- 学習テキスト:
━━━
脅威情報の共有をめぐり激論？ 沖縄で初の国際会議：セキュリティ・アディッショナルタイム（4）（2/2 ページ）

2015年11月7日、8日の両日にわたって沖縄県名護市で開催された「Cyber3 Conference Okinawa 2015」には、複数の閣僚や企業トップが参加。「サイバーコネクション」「サイバーセキュリティ」「サイバークライム」という三つのトラックに分かれ、議論を交わした。

[高橋睦美，＠IT]

デバイス、そしてデータをどう扱うか——IoTをめぐる多岐にわたる論点

　Cyber3 Conference Okinawa 2015においてもう一つ大きな論点となったのは、Internet of Things（IoT）のセキュリティだ。今後ますます多くのデバイスがインターネットにつながることは確実だが、その過程でどのような問題が起こり得るのだろうか。IoTを取り上げたサイバーコネクションのセッションの中から、いくつか興味深い発言を拾い出してみよう。

　日本経済団体連合会の梶浦敏範氏（情報通信委員会 サイバーセキュリティに関する懇談会 座長）は、「IoT時代が到来すれば、ファクトリーオートメーションや自動車も含め、防御すべき対象は飛躍的に増える。特に重要インフラを構成する機器の防御は重要だ。インフラや制御システムに対する攻撃は、経済活動に対する大きな脅威だととらえている」と述べ、防御側の情報共有やトレーニングの実施、人材育成、国際協力の推進といったさまざまな課題に取り組まねばならないと述べた。
━━━
- 元データ:
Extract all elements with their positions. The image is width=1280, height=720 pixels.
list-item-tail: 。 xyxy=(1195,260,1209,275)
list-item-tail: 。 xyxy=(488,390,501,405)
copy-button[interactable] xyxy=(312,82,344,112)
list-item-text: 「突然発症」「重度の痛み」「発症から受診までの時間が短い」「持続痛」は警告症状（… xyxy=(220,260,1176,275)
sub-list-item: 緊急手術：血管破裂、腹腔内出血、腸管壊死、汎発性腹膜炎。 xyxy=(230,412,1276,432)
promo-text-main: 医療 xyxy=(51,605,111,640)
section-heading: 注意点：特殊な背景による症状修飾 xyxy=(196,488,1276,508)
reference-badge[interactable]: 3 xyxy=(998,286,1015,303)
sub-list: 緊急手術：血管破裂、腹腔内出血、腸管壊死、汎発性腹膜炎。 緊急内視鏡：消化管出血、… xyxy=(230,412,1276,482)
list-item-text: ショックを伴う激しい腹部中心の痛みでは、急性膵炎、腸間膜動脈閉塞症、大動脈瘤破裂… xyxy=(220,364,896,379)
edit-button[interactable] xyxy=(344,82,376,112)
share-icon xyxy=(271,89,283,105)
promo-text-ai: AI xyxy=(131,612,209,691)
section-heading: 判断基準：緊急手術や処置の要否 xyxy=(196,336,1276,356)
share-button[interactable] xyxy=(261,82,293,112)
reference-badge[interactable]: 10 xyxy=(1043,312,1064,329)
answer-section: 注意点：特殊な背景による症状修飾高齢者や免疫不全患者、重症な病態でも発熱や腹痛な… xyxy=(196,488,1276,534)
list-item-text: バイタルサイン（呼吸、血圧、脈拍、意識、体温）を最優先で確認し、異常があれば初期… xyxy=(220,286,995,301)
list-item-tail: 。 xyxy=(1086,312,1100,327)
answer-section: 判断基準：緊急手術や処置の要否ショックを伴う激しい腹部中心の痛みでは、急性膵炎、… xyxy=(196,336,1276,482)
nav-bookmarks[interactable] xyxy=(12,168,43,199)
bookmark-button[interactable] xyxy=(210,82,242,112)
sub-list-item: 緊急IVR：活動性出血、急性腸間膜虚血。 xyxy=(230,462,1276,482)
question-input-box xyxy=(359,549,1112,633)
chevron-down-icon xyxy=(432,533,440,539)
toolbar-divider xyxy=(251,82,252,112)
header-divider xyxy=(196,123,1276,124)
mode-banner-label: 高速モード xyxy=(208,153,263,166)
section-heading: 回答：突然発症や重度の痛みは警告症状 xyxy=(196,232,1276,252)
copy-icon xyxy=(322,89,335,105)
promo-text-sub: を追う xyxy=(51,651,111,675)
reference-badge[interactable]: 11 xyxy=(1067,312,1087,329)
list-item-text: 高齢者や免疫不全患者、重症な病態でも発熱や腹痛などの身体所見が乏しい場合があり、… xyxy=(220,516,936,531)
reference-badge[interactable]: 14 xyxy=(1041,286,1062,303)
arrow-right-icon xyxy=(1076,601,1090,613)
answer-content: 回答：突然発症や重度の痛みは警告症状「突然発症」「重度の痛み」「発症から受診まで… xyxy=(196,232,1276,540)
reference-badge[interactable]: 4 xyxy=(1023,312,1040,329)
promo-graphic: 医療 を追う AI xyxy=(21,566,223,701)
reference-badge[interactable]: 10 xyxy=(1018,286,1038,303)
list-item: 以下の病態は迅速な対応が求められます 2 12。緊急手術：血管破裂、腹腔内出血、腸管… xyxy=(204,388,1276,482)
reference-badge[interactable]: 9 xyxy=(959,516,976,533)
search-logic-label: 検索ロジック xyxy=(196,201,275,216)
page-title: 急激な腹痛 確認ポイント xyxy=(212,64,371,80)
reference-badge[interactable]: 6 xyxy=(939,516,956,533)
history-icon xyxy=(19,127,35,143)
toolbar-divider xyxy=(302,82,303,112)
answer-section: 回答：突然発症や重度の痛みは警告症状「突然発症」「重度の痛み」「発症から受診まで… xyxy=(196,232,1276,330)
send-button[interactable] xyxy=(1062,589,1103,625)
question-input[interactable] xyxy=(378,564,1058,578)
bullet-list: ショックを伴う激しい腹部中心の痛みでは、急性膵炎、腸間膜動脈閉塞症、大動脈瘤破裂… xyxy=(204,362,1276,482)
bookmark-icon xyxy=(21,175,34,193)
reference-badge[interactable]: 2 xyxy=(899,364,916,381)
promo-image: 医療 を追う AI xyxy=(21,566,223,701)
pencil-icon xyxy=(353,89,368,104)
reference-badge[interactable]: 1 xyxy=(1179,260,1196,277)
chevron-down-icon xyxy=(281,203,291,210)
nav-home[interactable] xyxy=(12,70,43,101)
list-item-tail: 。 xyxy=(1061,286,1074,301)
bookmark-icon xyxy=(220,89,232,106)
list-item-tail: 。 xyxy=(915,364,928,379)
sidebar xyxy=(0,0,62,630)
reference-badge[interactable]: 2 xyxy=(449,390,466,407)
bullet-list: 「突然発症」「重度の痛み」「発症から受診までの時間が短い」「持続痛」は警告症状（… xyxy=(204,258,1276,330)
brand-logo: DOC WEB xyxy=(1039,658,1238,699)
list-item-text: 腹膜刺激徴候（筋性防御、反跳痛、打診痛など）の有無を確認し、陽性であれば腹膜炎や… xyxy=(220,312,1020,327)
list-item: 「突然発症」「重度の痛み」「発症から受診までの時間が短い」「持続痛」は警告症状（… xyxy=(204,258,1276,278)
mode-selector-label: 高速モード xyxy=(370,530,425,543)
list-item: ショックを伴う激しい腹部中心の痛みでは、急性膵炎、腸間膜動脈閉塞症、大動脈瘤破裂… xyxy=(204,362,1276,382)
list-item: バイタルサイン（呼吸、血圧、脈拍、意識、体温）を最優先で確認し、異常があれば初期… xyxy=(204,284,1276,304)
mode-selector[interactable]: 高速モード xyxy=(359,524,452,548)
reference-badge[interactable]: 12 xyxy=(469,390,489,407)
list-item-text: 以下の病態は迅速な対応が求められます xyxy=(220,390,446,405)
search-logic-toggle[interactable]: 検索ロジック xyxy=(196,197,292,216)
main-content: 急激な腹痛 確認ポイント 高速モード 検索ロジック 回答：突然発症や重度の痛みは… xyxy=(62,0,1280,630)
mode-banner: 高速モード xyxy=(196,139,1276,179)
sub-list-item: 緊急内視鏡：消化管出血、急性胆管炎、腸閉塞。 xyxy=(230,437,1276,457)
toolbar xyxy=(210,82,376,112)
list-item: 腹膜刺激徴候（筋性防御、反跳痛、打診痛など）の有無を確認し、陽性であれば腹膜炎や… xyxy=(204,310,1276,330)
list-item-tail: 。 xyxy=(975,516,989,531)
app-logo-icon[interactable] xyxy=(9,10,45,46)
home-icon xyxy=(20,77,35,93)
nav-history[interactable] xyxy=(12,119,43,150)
━━━
- 課題 A:
沖縄の国際会議に関する記事について、次の問いに答えてください。
(i) 会議は沖縄県のどの市で開催されましたか。
(ii) 議論はどの三つのトラックに分かれて行われましたか。
(iii) 梶浦敏範氏が防御の中でも特に重要だと述べた対象は何ですか。
- 課題 B: 沖縄の国際会議に関する記事の続きを、最後の文の次から書き進めてください。

- 解答 A:
(i) 名護市
(ii) 「サイバーコネクション」「サイバーセキュリティ」「サイバークライム」
(iii) 重要インフラを構成する機器

- 解答 B:
　IoT時代の到来を考えると、まず、PCの世界ですら困難な課題となっている、個々の機器のセキュリティをどのように保つかという問題が立ちふさがる。

　ノキアのセキュリティ・ビジネス・ユニット副社長、ジョゼッペ・タージア氏は「モバイルユーザーのウイルス対策ソフト導入率は14％に過ぎず、まだ意識が低いという現状がある。この問題は今後さらに深刻化するだろう。冷蔵庫のソフトウェアを四半期ごとにアップデートしたり、万単位のデバイスをアップデートしたりするのは現実的ではない。デバイスに任せるのではなく、ネットワーク側で保護していかなければならない」と述べた。

　続くセッションの中で、エフセキュアのサイバーセキュリティアドバイザー、エルーカ・コイフブネン氏も「デバイスの脆弱性管理が課題になるだろう」と述べている。今のところ、強制的にソフトウエアをアップデートするようなモバイルデバイスは存在しないが、車のような機器に対しては、ユーザーの任意によるアップデートが適切なのかどうか、場合によってはリモートからアップデートして防御する仕組みを、サプライチェーン全体として検討すべきではないかという意見を提示した。

　ところで、IoTというとハードウエアやデバイスに目が行きがちだが、実は「データ」こそが鍵を握る。さまざまなデバイスが生成するデータをどうビジネスに活用するかが、成功の可否を握ることになる。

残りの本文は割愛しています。